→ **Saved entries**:
----

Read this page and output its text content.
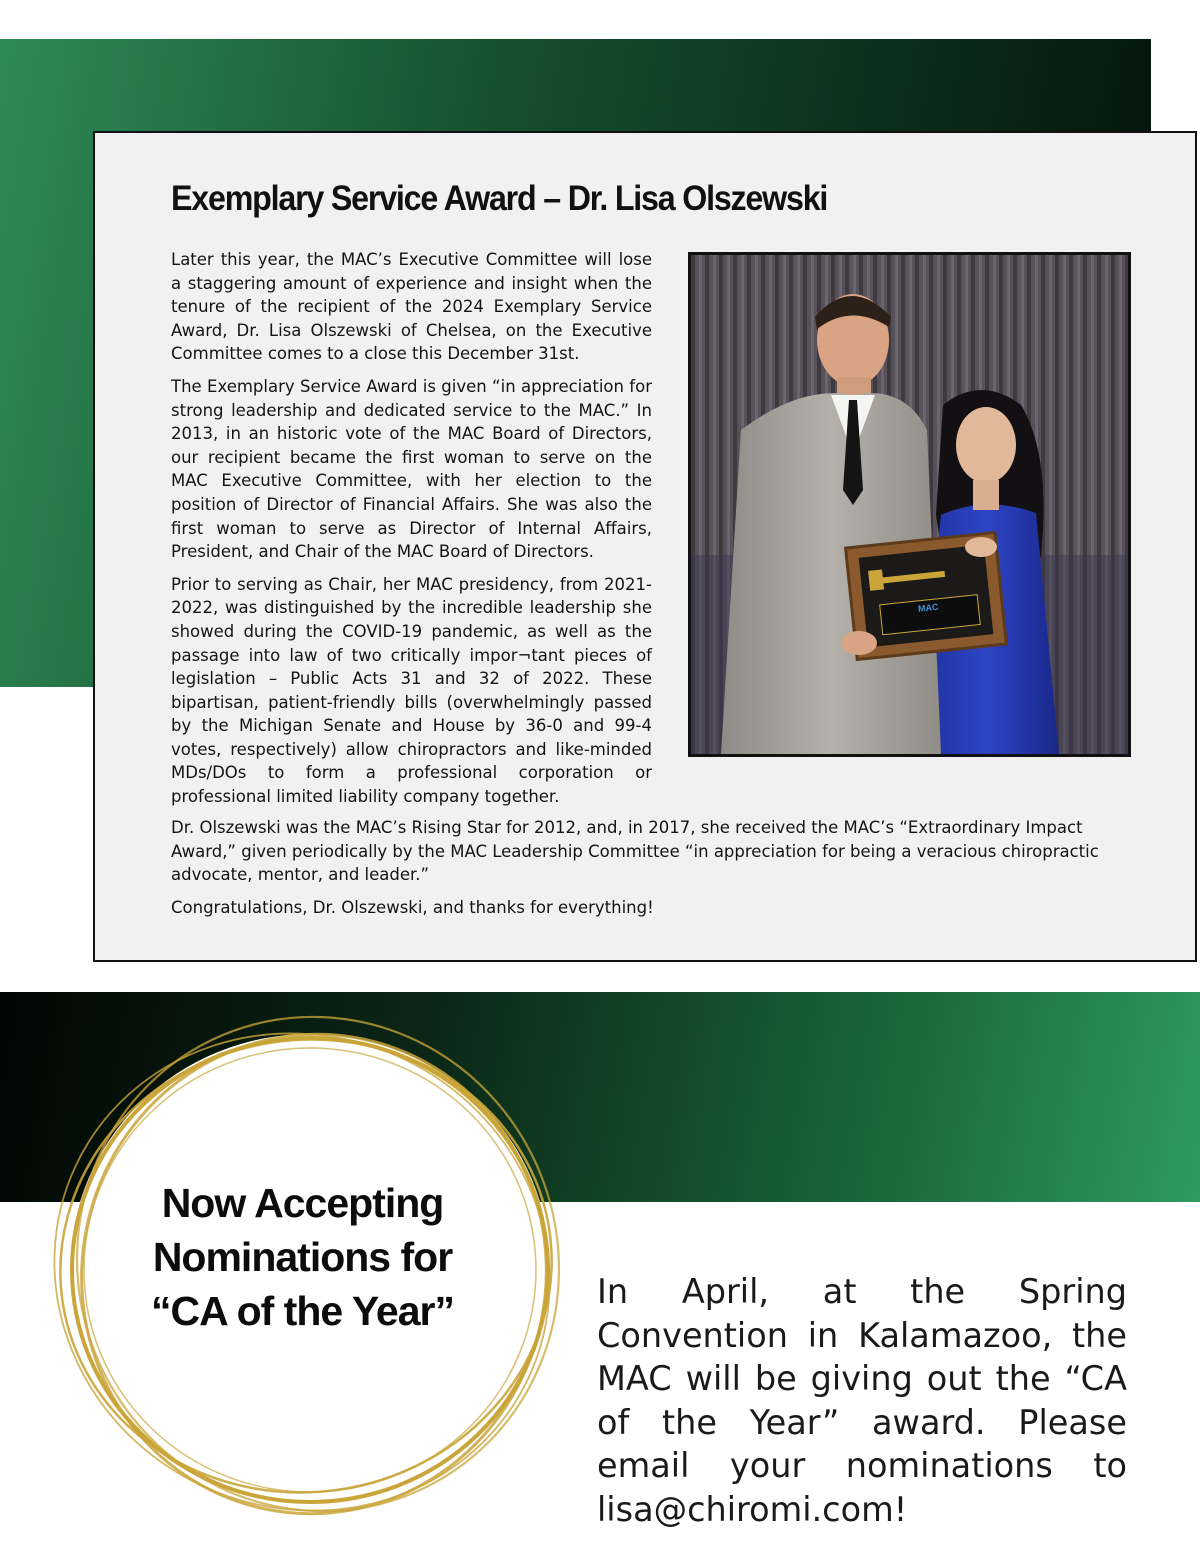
Exemplary Service Award – Dr. Lisa Olszewski

Later this year, the MAC’s Executive Committee will lose a staggering amount of experience and insight when the tenure of the recipient of the 2024 Exemplary Service Award, Dr. Lisa Olszewski of Chelsea, on the Executive Committee comes to a close this December 31st.

The Exemplary Service Award is given “in appreciation for strong leadership and dedicated service to the MAC.” In 2013, in an historic vote of the MAC Board of Directors, our recipient became the first woman to serve on the MAC Executive Committee, with her election to the position of Director of Financial Affairs. She was also the first woman to serve as Director of Internal Affairs, President, and Chair of the MAC Board of Directors.

Prior to serving as Chair, her MAC presidency, from 2021-2022, was distinguished by the incredible leadership she showed during the COVID-19 pandemic, as well as the passage into law of two critically impor¬tant pieces of legislation – Public Acts 31 and 32 of 2022. These bipartisan, patient-friendly bills (overwhelmingly passed by the Michigan Senate and House by 36-0 and 99-4 votes, respectively) allow chiropractors and like-minded MDs/DOs to form a professional corporation or professional limited liability company together.

MAC

Dr. Olszewski was the MAC’s Rising Star for 2012, and, in 2017, she received the MAC’s “Extraordinary Impact Award,” given periodically by the MAC Leadership Committee “in appreciation for being a veracious chiropractic advocate, mentor, and leader.”

Congratulations, Dr. Olszewski, and thanks for everything!

Now Accepting
Nominations for
“CA of the Year”	In April, at the Spring Convention in Kalamazoo, the MAC will be giving out the “CA of the Year” award. Please email your nominations to lisa@chiromi.com!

----

→ **Your task**: Quote every entry exactly, with the pictures omitted.

→ **Full answer**:
Read this page and output its text content.
Exemplary Service Award – Dr. Lisa Olszewski

Later this year, the MAC’s Executive Committee will lose a staggering amount of experience and insight when the tenure of the recipient of the 2024 Exemplary Service Award, Dr. Lisa Olszewski of Chelsea, on the Executive Committee comes to a close this December 31st.

The Exemplary Service Award is given “in appreciation for strong leadership and dedicated service to the MAC.” In 2013, in an historic vote of the MAC Board of Directors, our recipient became the first woman to serve on the MAC Executive Committee, with her election to the position of Director of Financial Affairs. She was also the first woman to serve as Director of Internal Affairs, President, and Chair of the MAC Board of Directors.

Prior to serving as Chair, her MAC presidency, from 2021-2022, was distinguished by the incredible leadership she showed during the COVID-19 pandemic, as well as the passage into law of two critically impor¬tant pieces of legislation – Public Acts 31 and 32 of 2022. These bipartisan, patient-friendly bills (overwhelmingly passed by the Michigan Senate and House by 36-0 and 99-4 votes, respectively) allow chiropractors and like-minded MDs/DOs to form a professional corporation or professional limited liability company together.

MAC

Dr. Olszewski was the MAC’s Rising Star for 2012, and, in 2017, she received the MAC’s “Extraordinary Impact Award,” given periodically by the MAC Leadership Committee “in appreciation for being a veracious chiropractic advocate, mentor, and leader.”

Congratulations, Dr. Olszewski, and thanks for everything!

Now Accepting
Nominations for
“CA of the Year”	In April, at the Spring Convention in Kalamazoo, the MAC will be giving out the “CA of the Year” award. Please email your nominations to lisa@chiromi.com!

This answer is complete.